**TASKS FOR THIS EXERCISE**
[A] In the passage on confession, what condition must be met for God to be faithful to forgive?
[B] List every book or passage of Scripture that the passage on confession cites.
[C] Carry the passage on confession forward from its final sentence.

**PASSAGE SHOWN**
The point here is there’s nothing meritorious in confession. The only
thing about confession is that we are convinced of the truthfulness of a
transgression.
The
problem we all have is we kind of know we transgressed but we really don’t want
to admit that we transgressed. So we
play a little game for a while until we feel so miserable and God spanks us
enough and we get enough pain and sorrow, all right, okay. Then you have to be careful again because
we’re not confessing the pain, we’re not confessing the consequences, we’re
confessing the transgression. That’s why in 1 John 1:9, “If we confess our
sins, He is faithful and just to forgive us our sins.” What does it mean He is faithful? It means every time it operates the same
way. God is always faithful to forgive
when we meet His condition and the condition is confession. We may be flat on
our back, we may be walking abound, we may be driving a car, we may be doing
this, we may be doing that. The point
is that when we meet the condition He is faithful, because He changes not, He
is the same yesterday, today and forever.
He is faithful to forgive us.
But it also adds another adjective.
Not
only is God faithful to forgive, He is righteous to forgive, and that is
nothing more than the Rom. 3 truth. The
cross is the way that God can be just or righteous and the justifier of him
that believes, because you see in 1 John 2:1 we need an advocate. Why do we
need an advocate? Because it’s like a
trial going on and Satan comes, we covered this when we dealt with the picture
of Satan coming before God and accusing the high priest, Joshua’s sin, in
Zechariah. And he says you had no right
to bless him. The point is, going back
to this grace pipeline, here’s God and we have a pipeline with us, and the
grace pipeline has been established, rooted on this end, the imputed
righteousness of Christ; rooted on this end the righteousness of God. That pipeline is in tact, but Satan’s
argument is that God can’t bless that person because the person is dirty, the
person has sinned, the person is out of fellowship, the person is disobedient,
so the issue then is well then how can God bless that person. God in His grace draws conviction out of the
heart and once that conviction is drawn out of the heart that sin has happened,
the confession comes to the cross, same place salvation comes to, and says that
I have transgressed and I am leaning on the cross for forgiveness.
If
you think about it, confession is just enforced review of the gospel. It’s the
heart here that makes us go back to the gospel, go back to the gospel, go back
to the gospel, go back to the gospel, over and over and over and over until we
die and we’re resurrected. Because He
wants to keep us going back to the gospel, it’s always the finished work of
Christ, the finished work of Christ, the finished work of Christ, the merits of
Christ, the merits of Christ, the merits of Christ. There’s nothing meritorious in the act of confession itself. The merit is over here on the cross, and
that’s what cleans this thing out and keeps us connected. That’s the idea in John 15 of abiding in
Christ, the sap flows through the vine.
Well how do you get the circulation, the sap flowing through the
vine? You keep it clean. How do you clean out the pipe? God has to clean out the pipe, we can’t do
that. We didn’t even put the pipe in
place. God put the pipe in place.

**STORED DATA**
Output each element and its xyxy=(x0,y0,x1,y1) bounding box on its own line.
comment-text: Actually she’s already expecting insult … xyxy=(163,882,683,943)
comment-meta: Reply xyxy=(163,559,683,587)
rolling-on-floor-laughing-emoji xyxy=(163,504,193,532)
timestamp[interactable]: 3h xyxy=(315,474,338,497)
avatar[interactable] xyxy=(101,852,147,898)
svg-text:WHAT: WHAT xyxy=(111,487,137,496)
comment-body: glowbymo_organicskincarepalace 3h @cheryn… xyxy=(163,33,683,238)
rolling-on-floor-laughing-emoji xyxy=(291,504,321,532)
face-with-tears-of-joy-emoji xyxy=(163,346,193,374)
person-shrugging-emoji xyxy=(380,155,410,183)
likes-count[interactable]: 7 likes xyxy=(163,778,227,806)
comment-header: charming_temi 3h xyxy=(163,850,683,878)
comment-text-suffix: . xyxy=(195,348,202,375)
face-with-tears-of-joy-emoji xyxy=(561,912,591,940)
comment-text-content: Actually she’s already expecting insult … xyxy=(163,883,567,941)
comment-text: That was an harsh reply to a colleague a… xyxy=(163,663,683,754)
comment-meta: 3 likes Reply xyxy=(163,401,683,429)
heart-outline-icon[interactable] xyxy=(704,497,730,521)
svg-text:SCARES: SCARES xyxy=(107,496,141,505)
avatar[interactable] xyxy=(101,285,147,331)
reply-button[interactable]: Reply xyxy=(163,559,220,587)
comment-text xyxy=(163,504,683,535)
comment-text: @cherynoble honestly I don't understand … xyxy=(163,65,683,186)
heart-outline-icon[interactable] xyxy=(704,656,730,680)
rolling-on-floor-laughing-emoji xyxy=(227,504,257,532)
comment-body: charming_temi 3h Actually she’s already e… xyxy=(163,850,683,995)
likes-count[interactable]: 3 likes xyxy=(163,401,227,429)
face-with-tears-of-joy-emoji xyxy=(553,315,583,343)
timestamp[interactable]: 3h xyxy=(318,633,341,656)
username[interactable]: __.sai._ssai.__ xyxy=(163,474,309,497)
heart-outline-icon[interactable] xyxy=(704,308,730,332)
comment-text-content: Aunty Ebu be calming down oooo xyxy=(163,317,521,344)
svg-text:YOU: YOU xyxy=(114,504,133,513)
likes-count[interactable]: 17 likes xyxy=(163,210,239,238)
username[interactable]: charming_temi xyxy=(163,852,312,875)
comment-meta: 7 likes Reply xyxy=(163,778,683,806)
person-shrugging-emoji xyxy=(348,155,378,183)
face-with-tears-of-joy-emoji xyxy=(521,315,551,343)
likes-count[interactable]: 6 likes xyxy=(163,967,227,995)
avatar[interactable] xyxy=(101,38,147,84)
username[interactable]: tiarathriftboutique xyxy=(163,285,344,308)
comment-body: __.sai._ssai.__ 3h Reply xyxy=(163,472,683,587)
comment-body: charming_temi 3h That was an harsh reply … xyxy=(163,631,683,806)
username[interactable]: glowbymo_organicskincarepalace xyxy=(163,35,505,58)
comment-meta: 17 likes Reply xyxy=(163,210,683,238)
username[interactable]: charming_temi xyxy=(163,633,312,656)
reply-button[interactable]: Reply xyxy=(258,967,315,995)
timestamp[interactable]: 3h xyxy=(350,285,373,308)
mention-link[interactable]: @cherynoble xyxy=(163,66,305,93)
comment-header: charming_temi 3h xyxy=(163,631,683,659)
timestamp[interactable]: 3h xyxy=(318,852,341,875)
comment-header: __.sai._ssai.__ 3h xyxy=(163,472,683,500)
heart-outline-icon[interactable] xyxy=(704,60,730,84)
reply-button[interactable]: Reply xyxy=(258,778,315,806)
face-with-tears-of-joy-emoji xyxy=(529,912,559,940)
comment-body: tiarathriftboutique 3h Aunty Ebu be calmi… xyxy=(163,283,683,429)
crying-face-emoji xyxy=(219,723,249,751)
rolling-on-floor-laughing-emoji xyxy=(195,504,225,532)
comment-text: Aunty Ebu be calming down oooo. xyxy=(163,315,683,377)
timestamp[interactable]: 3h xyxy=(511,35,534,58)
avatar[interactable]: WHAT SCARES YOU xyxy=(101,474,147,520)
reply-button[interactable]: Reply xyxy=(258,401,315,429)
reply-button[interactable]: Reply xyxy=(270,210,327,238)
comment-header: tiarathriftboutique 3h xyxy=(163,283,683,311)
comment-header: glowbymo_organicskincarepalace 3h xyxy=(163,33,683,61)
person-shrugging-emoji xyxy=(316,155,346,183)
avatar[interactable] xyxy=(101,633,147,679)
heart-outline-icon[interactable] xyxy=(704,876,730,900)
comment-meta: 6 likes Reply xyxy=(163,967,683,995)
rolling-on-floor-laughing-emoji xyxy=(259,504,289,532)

**TASK-BY-TASK RESULTS**
[A] Confession.

[B] 1 John 1:9, Rom. 3, 1 John 2:1, Zechariah, John 15

[C]
There’s nothing we can do to clean it, there’s not a bath we can take,
He has to do the cleansing.
Notice
what it says, He is “righteous to forgive us our sins and to cleanse us from
all unrighteousness.” Notice the word
“all” there, it’s not just cleansing for the particular sin that we may
remember because for every sin we confess there’s probably 84½ that we’ve
committed that we aren’t aware of. What
does it say? A-L-L, if we confess our
sin, you can’t confess what you don’t know, so you confess what you do
know. You confess I transgressed this,
this, this, this and this. Sometimes it
helps to pray the prayer of David in Psalm 139, “Search me, O God, and know my
heart, try me,” etc., bring things to my awareness. That’s a daring prayer because that usually is answered pretty
quickly, about bring things to remembrance where we’ve transgressed. So we
confess that, we confess that, we confess that, but let’s be real. What we
confess is a small amount of the total package of what we are and do. That’s why the promise is so gracious in
verse 9, that He goes ahead and cleanses from all unrighteousness, not just the sins we confessed.
John
also points out there are serious accompanying things here that we have to
watch. One of them is verse 10, “If we
say that we have not sinned, we make Him a liar, and His word is not in us.”
Some people take that to say ooh that means they’re not a Christian. That’s not
what he’s talking about. When John uses
“his word is not in us” he means it’s not in us in the sense of actively
controlling us, which gets us over into the language of Paul, the filling of
the Holy Spirit which is parallel to Eph. 5:18, which is parallel with another
passage, Col. 3, so let’s go to Col. 3, we all know Eph. 5:18, heard that many
times, but we can sometimes misinterpret Eph. 5:18 because it sounds a little
like it’s mystical and spooky, the filling of the Holy Spirit, what is
that?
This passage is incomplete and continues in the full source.